**WHAT NEEDS TO BE DONE:** Quote the records below in full, exactly as given, with the images taken out.

**RECORD LIST:**
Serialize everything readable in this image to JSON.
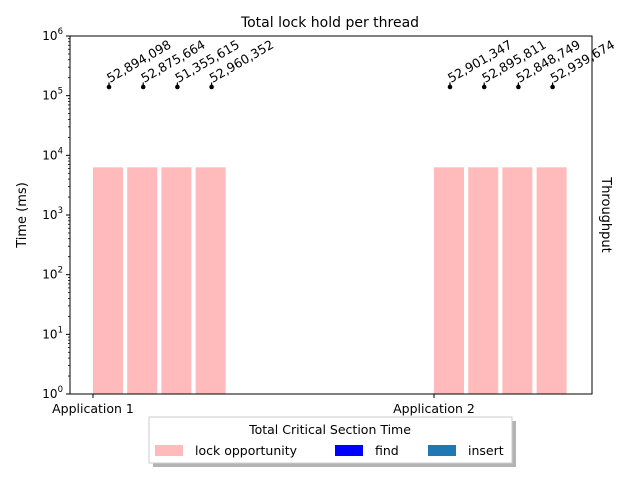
{
  "chart_data": {
    "type": "bar",
    "title": "Total lock hold per thread",
    "ylabel": "Time (ms)",
    "y2label": "Throughput",
    "yscale": "log",
    "ylim": [
      1,
      1000000
    ],
    "y_ticks": [
      1,
      10,
      100,
      1000,
      10000,
      100000,
      1000000
    ],
    "y_tick_labels": [
      {
        "base": "10",
        "exp": "0"
      },
      {
        "base": "10",
        "exp": "1"
      },
      {
        "base": "10",
        "exp": "2"
      },
      {
        "base": "10",
        "exp": "3"
      },
      {
        "base": "10",
        "exp": "4"
      },
      {
        "base": "10",
        "exp": "5"
      },
      {
        "base": "10",
        "exp": "6"
      }
    ],
    "categories": [
      "Application 1",
      "Application 2"
    ],
    "bars_per_category": 4,
    "series": [
      {
        "name": "lock opportunity",
        "color": "#ffbbbb",
        "values": [
          [
            6300,
            6300,
            6300,
            6300
          ],
          [
            6300,
            6300,
            6300,
            6300
          ]
        ]
      },
      {
        "name": "find",
        "color": "#0000ff",
        "values": [
          [
            0,
            0,
            0,
            0
          ],
          [
            0,
            0,
            0,
            0
          ]
        ]
      },
      {
        "name": "insert",
        "color": "#1f77b4",
        "values": [
          [
            0,
            0,
            0,
            0
          ],
          [
            0,
            0,
            0,
            0
          ]
        ]
      }
    ],
    "throughput_markers": {
      "color": "#000000",
      "y_value": 140000,
      "labels": [
        [
          "52,894,098",
          "52,875,664",
          "51,355,615",
          "52,960,352"
        ],
        [
          "52,901,347",
          "52,895,811",
          "52,848,749",
          "52,939,674"
        ]
      ]
    },
    "legend": {
      "title": "Total Critical Section Time",
      "placement": "bottom-center",
      "entries": [
        "lock opportunity",
        "find",
        "insert"
      ]
    },
    "grid": false
  }
}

**EXERCISE OUTPUT:**
Serialize everything readable in this image to JSON.
{
  "chart_data": {
    "type": "bar",
    "title": "Total lock hold per thread",
    "ylabel": "Time (ms)",
    "y2label": "Throughput",
    "yscale": "log",
    "ylim": [
      1,
      1000000
    ],
    "y_ticks": [
      1,
      10,
      100,
      1000,
      10000,
      100000,
      1000000
    ],
    "y_tick_labels": [
      {
        "base": "10",
        "exp": "0"
      },
      {
        "base": "10",
        "exp": "1"
      },
      {
        "base": "10",
        "exp": "2"
      },
      {
        "base": "10",
        "exp": "3"
      },
      {
        "base": "10",
        "exp": "4"
      },
      {
        "base": "10",
        "exp": "5"
      },
      {
        "base": "10",
        "exp": "6"
      }
    ],
    "categories": [
      "Application 1",
      "Application 2"
    ],
    "bars_per_category": 4,
    "series": [
      {
        "name": "lock opportunity",
        "color": "#ffbbbb",
        "values": [
          [
            6300,
            6300,
            6300,
            6300
          ],
          [
            6300,
            6300,
            6300,
            6300
          ]
        ]
      },
      {
        "name": "find",
        "color": "#0000ff",
        "values": [
          [
            0,
            0,
            0,
            0
          ],
          [
            0,
            0,
            0,
            0
          ]
        ]
      },
      {
        "name": "insert",
        "color": "#1f77b4",
        "values": [
          [
            0,
            0,
            0,
            0
          ],
          [
            0,
            0,
            0,
            0
          ]
        ]
      }
    ],
    "throughput_markers": {
      "color": "#000000",
      "y_value": 140000,
      "labels": [
        [
          "52,894,098",
          "52,875,664",
          "51,355,615",
          "52,960,352"
        ],
        [
          "52,901,347",
          "52,895,811",
          "52,848,749",
          "52,939,674"
        ]
      ]
    },
    "legend": {
      "title": "Total Critical Section Time",
      "placement": "bottom-center",
      "entries": [
        "lock opportunity",
        "find",
        "insert"
      ]
    },
    "grid": false
  }
}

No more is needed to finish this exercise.